■ **PROBLEM**: Gather the lines that hold the string "What".

■ **RECORDS FOR PROCESSING**:
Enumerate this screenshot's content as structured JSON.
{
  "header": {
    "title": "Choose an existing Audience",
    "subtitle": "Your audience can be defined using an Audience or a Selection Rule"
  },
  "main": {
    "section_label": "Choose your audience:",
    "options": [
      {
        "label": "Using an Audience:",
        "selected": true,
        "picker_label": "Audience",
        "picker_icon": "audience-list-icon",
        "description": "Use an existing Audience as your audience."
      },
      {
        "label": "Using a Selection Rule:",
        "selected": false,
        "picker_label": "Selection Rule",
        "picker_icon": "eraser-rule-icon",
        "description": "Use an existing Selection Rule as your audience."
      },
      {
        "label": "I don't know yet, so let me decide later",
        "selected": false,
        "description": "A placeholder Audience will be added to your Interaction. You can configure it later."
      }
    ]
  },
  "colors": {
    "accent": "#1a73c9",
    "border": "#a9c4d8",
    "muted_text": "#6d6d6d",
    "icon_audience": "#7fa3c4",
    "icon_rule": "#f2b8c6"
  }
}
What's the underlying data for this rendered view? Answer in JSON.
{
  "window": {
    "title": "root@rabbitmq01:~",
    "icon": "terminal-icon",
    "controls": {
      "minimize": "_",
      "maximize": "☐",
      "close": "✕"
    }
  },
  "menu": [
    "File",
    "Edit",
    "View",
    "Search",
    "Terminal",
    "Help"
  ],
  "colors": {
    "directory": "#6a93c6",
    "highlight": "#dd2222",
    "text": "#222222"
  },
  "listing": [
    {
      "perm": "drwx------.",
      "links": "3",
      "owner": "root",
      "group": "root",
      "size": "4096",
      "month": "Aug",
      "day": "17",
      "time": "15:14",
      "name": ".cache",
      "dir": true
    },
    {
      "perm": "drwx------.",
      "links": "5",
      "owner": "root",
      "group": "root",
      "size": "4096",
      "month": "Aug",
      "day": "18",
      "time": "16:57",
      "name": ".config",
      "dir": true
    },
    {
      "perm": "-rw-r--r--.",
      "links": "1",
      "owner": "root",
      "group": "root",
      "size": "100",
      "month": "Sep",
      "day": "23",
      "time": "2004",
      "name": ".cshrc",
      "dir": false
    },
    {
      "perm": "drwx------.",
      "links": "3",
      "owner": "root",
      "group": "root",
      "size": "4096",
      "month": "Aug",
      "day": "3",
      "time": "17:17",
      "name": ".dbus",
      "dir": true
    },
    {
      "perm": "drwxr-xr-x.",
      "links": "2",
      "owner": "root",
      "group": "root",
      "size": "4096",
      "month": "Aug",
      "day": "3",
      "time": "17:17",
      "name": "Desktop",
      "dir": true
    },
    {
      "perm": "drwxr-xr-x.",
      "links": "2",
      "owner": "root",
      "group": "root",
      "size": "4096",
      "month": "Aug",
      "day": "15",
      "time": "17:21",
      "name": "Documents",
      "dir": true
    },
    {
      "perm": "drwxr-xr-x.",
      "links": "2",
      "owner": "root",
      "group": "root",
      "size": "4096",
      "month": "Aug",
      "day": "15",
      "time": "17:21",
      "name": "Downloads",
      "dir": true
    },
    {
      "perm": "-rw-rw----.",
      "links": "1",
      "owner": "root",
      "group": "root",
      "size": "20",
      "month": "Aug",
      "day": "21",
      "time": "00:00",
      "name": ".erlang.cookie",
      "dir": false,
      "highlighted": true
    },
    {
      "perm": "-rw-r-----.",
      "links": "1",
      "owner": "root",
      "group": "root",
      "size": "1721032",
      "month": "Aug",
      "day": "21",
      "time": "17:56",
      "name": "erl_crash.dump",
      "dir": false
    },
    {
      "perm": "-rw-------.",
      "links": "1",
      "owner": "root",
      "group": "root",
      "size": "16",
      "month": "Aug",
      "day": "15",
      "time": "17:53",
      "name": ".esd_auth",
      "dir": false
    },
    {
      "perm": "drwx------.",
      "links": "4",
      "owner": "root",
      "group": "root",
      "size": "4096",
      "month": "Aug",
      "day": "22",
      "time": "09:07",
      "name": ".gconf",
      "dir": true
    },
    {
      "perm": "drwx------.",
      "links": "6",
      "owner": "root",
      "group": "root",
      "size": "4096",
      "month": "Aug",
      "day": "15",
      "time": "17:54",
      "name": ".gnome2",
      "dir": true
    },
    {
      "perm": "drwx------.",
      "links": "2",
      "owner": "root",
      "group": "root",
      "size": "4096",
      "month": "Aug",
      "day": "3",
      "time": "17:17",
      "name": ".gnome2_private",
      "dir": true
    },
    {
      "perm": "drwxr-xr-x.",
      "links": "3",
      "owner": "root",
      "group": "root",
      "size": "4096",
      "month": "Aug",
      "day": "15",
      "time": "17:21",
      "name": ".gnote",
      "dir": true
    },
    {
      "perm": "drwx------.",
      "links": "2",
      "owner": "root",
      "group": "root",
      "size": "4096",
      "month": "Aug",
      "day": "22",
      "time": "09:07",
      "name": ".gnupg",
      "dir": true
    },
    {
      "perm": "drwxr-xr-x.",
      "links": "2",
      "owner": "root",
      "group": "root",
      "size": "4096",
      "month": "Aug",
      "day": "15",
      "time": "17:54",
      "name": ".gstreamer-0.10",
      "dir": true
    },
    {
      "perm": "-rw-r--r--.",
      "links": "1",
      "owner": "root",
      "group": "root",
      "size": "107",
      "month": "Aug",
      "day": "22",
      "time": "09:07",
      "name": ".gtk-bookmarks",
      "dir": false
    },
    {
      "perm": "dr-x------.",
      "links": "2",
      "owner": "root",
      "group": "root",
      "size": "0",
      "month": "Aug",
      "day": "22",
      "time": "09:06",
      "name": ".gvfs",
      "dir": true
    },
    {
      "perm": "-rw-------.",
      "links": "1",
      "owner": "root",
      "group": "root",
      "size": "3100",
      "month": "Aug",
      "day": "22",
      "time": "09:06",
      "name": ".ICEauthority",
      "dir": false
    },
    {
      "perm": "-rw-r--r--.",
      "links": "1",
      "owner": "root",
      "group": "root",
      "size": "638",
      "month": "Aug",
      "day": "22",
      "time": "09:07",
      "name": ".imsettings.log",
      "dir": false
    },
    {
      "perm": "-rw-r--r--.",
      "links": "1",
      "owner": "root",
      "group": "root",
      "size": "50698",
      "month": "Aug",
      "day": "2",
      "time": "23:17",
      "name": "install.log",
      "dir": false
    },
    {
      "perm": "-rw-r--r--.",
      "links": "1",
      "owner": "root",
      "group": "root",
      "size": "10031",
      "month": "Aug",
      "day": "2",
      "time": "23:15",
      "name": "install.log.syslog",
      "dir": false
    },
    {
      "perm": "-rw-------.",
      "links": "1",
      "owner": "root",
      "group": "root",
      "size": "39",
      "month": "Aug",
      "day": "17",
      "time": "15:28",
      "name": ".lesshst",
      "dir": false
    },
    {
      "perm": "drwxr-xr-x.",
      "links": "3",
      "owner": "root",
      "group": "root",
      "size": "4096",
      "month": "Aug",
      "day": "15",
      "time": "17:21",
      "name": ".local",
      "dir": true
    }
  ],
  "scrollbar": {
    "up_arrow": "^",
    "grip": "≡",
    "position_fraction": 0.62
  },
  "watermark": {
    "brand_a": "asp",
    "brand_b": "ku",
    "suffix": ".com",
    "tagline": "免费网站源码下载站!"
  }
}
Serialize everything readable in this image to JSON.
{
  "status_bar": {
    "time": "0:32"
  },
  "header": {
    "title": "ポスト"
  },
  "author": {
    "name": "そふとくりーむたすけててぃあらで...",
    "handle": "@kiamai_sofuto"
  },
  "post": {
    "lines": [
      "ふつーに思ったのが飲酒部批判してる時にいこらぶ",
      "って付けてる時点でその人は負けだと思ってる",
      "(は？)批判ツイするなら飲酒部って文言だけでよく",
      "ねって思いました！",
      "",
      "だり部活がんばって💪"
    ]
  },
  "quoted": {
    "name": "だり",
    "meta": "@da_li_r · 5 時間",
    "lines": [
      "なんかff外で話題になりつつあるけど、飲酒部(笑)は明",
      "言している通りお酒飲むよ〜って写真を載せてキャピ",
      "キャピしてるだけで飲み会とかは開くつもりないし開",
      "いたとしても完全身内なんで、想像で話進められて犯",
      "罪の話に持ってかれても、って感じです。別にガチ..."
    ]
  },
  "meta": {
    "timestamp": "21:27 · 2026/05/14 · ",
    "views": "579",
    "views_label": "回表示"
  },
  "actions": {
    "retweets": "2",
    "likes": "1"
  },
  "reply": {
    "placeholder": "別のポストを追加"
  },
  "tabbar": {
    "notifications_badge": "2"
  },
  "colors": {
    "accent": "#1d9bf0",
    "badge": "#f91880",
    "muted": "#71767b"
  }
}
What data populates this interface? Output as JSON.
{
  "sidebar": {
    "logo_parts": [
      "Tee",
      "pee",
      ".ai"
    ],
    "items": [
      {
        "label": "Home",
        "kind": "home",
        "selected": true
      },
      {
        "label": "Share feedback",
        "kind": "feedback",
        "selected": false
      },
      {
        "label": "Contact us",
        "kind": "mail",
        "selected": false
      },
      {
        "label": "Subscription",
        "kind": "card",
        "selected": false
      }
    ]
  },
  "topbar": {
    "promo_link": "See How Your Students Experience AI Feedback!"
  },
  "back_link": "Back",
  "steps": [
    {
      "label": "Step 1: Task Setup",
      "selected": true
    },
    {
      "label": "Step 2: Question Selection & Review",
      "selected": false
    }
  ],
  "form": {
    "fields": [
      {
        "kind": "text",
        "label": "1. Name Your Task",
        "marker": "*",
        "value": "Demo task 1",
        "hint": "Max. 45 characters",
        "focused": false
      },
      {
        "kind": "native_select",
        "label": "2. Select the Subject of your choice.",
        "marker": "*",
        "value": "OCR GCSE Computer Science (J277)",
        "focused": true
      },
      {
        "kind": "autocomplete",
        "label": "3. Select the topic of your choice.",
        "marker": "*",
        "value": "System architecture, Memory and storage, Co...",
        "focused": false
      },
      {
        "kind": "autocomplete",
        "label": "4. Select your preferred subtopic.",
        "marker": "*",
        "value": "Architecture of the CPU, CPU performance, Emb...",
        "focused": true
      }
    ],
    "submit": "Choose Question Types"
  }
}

■ **THE ANSWER**:
What's the underlying data for this rendered view? Answer in JSON.
What data populates this interface? Output as JSON.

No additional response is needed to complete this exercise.